Provide only the number of lines where "Disable" occurs.
** BEGIN SUPPLIED DATA **
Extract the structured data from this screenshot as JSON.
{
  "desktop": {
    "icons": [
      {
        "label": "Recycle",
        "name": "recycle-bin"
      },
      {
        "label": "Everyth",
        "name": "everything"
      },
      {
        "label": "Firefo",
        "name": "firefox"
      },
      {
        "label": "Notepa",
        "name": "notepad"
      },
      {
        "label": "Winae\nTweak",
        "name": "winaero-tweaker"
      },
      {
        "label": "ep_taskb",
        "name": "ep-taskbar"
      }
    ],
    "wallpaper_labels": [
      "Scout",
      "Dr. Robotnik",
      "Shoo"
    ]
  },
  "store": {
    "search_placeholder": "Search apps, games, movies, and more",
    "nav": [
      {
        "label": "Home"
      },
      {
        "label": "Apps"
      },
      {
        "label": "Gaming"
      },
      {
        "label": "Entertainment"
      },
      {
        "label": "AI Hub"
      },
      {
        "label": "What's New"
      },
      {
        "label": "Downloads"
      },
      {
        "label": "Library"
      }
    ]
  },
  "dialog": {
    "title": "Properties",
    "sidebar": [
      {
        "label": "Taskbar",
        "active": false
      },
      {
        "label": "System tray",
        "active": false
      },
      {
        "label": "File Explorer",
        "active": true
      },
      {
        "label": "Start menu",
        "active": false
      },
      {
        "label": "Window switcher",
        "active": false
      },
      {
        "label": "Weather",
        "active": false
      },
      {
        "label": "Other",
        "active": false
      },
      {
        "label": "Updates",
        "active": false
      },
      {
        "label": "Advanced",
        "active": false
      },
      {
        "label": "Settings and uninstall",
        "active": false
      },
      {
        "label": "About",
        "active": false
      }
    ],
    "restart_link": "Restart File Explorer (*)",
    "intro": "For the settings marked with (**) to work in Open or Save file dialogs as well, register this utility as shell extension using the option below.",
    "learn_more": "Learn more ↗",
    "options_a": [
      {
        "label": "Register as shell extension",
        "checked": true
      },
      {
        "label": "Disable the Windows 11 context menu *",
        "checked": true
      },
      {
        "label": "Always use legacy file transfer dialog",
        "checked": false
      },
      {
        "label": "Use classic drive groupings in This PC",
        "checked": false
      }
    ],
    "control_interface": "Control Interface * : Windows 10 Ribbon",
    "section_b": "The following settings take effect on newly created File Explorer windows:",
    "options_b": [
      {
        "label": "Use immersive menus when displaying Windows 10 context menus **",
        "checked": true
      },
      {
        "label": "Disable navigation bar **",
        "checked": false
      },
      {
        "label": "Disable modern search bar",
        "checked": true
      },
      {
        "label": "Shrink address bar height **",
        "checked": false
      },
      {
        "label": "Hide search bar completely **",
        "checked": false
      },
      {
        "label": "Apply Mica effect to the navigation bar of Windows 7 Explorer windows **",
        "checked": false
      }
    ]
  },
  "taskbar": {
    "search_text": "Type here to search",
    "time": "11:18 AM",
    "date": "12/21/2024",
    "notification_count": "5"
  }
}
** END SUPPLIED DATA **
SOLUTION TO THIS EXERCISE: 3